Print every entry exactly as written.
— start of Data to process —
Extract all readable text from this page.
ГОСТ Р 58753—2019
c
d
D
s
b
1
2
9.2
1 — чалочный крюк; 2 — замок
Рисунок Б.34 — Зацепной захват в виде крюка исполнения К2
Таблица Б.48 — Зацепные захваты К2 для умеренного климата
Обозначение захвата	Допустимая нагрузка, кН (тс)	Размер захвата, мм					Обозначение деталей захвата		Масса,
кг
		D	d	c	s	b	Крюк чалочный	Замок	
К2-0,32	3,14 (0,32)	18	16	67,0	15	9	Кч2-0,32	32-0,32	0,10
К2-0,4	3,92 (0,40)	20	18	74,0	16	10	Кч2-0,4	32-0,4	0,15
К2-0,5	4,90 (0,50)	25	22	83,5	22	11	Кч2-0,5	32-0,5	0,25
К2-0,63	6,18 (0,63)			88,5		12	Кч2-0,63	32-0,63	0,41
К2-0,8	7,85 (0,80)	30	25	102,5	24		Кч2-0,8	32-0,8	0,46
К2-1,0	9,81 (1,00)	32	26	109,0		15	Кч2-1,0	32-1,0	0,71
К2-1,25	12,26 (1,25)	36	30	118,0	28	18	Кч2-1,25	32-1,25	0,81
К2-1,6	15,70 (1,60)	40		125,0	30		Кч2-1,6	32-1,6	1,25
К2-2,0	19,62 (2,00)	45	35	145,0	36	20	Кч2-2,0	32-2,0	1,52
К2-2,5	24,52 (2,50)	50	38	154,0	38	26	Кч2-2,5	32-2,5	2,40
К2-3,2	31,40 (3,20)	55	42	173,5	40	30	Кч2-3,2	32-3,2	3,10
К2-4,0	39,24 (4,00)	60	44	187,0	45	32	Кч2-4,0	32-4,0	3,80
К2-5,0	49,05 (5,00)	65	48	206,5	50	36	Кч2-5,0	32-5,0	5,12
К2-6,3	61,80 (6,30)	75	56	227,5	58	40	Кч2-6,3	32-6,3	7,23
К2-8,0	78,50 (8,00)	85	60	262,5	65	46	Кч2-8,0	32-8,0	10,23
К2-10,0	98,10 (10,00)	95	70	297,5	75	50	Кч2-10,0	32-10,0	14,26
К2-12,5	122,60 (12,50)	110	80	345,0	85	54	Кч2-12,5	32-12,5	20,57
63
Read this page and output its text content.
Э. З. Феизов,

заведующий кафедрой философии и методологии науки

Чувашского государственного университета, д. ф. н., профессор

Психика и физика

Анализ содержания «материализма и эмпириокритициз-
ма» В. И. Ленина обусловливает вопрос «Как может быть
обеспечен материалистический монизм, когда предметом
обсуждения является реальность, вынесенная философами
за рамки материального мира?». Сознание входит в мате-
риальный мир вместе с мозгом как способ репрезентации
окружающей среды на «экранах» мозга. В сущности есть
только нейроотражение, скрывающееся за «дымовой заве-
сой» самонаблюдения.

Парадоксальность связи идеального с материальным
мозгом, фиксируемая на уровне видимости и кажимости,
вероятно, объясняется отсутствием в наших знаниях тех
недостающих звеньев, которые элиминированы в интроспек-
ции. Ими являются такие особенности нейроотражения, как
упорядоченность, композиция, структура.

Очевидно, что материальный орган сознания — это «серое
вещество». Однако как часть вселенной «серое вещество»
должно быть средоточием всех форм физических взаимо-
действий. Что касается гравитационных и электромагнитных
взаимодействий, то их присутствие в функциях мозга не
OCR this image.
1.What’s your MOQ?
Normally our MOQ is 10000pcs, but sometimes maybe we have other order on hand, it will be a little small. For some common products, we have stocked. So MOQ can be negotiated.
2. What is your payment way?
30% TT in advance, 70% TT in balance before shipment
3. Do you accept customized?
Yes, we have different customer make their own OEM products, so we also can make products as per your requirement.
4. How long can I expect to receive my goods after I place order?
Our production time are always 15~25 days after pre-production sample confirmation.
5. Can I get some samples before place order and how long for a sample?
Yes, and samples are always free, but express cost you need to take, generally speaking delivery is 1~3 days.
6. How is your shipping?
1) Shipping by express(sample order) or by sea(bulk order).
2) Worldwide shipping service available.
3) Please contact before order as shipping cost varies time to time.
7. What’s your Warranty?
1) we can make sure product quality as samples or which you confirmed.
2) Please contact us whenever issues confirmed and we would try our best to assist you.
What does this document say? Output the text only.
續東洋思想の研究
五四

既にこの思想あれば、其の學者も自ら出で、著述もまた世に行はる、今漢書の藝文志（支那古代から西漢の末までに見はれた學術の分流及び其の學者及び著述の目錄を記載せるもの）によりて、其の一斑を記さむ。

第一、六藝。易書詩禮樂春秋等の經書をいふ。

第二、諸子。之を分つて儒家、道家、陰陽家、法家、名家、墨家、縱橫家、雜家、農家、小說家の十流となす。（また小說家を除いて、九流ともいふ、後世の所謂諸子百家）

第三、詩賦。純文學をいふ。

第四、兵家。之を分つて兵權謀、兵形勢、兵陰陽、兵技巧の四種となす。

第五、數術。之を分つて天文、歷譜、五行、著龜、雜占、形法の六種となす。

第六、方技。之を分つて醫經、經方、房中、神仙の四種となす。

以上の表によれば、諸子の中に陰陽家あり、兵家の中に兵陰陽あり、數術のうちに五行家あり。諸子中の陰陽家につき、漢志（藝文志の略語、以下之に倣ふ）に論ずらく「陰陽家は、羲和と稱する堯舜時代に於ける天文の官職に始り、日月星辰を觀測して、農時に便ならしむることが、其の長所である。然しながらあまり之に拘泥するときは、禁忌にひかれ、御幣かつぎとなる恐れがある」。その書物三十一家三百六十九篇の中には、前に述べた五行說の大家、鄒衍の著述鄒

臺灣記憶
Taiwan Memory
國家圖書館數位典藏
— end of Data to process —
▸ Result of the task:
Extract all readable text from this page.
ГОСТ Р 58753—2019
c
d
D
s
b
1
2
9.2
1 — чалочный крюк; 2 — замок
Рисунок Б.34 — Зацепной захват в виде крюка исполнения К2
Таблица Б.48 — Зацепные захваты К2 для умеренного климата
Обозначение захвата	Допустимая нагрузка, кН (тс)	Размер захвата, мм					Обозначение деталей захвата		Масса,
кг
		D	d	c	s	b	Крюк чалочный	Замок	
К2-0,32	3,14 (0,32)	18	16	67,0	15	9	Кч2-0,32	32-0,32	0,10
К2-0,4	3,92 (0,40)	20	18	74,0	16	10	Кч2-0,4	32-0,4	0,15
К2-0,5	4,90 (0,50)	25	22	83,5	22	11	Кч2-0,5	32-0,5	0,25
К2-0,63	6,18 (0,63)			88,5		12	Кч2-0,63	32-0,63	0,41
К2-0,8	7,85 (0,80)	30	25	102,5	24		Кч2-0,8	32-0,8	0,46
К2-1,0	9,81 (1,00)	32	26	109,0		15	Кч2-1,0	32-1,0	0,71
К2-1,25	12,26 (1,25)	36	30	118,0	28	18	Кч2-1,25	32-1,25	0,81
К2-1,6	15,70 (1,60)	40		125,0	30		Кч2-1,6	32-1,6	1,25
К2-2,0	19,62 (2,00)	45	35	145,0	36	20	Кч2-2,0	32-2,0	1,52
К2-2,5	24,52 (2,50)	50	38	154,0	38	26	Кч2-2,5	32-2,5	2,40
К2-3,2	31,40 (3,20)	55	42	173,5	40	30	Кч2-3,2	32-3,2	3,10
К2-4,0	39,24 (4,00)	60	44	187,0	45	32	Кч2-4,0	32-4,0	3,80
К2-5,0	49,05 (5,00)	65	48	206,5	50	36	Кч2-5,0	32-5,0	5,12
К2-6,3	61,80 (6,30)	75	56	227,5	58	40	Кч2-6,3	32-6,3	7,23
К2-8,0	78,50 (8,00)	85	60	262,5	65	46	Кч2-8,0	32-8,0	10,23
К2-10,0	98,10 (10,00)	95	70	297,5	75	50	Кч2-10,0	32-10,0	14,26
К2-12,5	122,60 (12,50)	110	80	345,0	85	54	Кч2-12,5	32-12,5	20,57
63
Read this page and output its text content.
Э. З. Феизов,

заведующий кафедрой философии и методологии науки

Чувашского государственного университета, д. ф. н., профессор

Психика и физика

Анализ содержания «материализма и эмпириокритициз-
ма» В. И. Ленина обусловливает вопрос «Как может быть
обеспечен материалистический монизм, когда предметом
обсуждения является реальность, вынесенная философами
за рамки материального мира?». Сознание входит в мате-
риальный мир вместе с мозгом как способ репрезентации
окружающей среды на «экранах» мозга. В сущности есть
только нейроотражение, скрывающееся за «дымовой заве-
сой» самонаблюдения.

Парадоксальность связи идеального с материальным
мозгом, фиксируемая на уровне видимости и кажимости,
вероятно, объясняется отсутствием в наших знаниях тех
недостающих звеньев, которые элиминированы в интроспек-
ции. Ими являются такие особенности нейроотражения, как
упорядоченность, композиция, структура.

Очевидно, что материальный орган сознания — это «серое
вещество». Однако как часть вселенной «серое вещество»
должно быть средоточием всех форм физических взаимо-
действий. Что касается гравитационных и электромагнитных
взаимодействий, то их присутствие в функциях мозга не
OCR this image.
1.What’s your MOQ?
Normally our MOQ is 10000pcs, but sometimes maybe we have other order on hand, it will be a little small. For some common products, we have stocked. So MOQ can be negotiated.
2. What is your payment way?
30% TT in advance, 70% TT in balance before shipment
3. Do you accept customized?
Yes, we have different customer make their own OEM products, so we also can make products as per your requirement.
4. How long can I expect to receive my goods after I place order?
Our production time are always 15~25 days after pre-production sample confirmation.
5. Can I get some samples before place order and how long for a sample?
Yes, and samples are always free, but express cost you need to take, generally speaking delivery is 1~3 days.
6. How is your shipping?
1) Shipping by express(sample order) or by sea(bulk order).
2) Worldwide shipping service available.
3) Please contact before order as shipping cost varies time to time.
7. What’s your Warranty?
1) we can make sure product quality as samples or which you confirmed.
2) Please contact us whenever issues confirmed and we would try our best to assist you.
What does this document say? Output the text only.
續東洋思想の研究
五四

既にこの思想あれば、其の學者も自ら出で、著述もまた世に行はる、今漢書の藝文志（支那古代から西漢の末までに見はれた學術の分流及び其の學者及び著述の目錄を記載せるもの）によりて、其の一斑を記さむ。

第一、六藝。易書詩禮樂春秋等の經書をいふ。

第二、諸子。之を分つて儒家、道家、陰陽家、法家、名家、墨家、縱橫家、雜家、農家、小說家の十流となす。（また小說家を除いて、九流ともいふ、後世の所謂諸子百家）

第三、詩賦。純文學をいふ。

第四、兵家。之を分つて兵權謀、兵形勢、兵陰陽、兵技巧の四種となす。

第五、數術。之を分つて天文、歷譜、五行、著龜、雜占、形法の六種となす。

第六、方技。之を分つて醫經、經方、房中、神仙の四種となす。

以上の表によれば、諸子の中に陰陽家あり、兵家の中に兵陰陽あり、數術のうちに五行家あり。諸子中の陰陽家につき、漢志（藝文志の略語、以下之に倣ふ）に論ずらく「陰陽家は、羲和と稱する堯舜時代に於ける天文の官職に始り、日月星辰を觀測して、農時に便ならしむることが、其の長所である。然しながらあまり之に拘泥するときは、禁忌にひかれ、御幣かつぎとなる恐れがある」。その書物三十一家三百六十九篇の中には、前に述べた五行說の大家、鄒衍の著述鄒

臺灣記憶
Taiwan Memory
國家圖書館數位典藏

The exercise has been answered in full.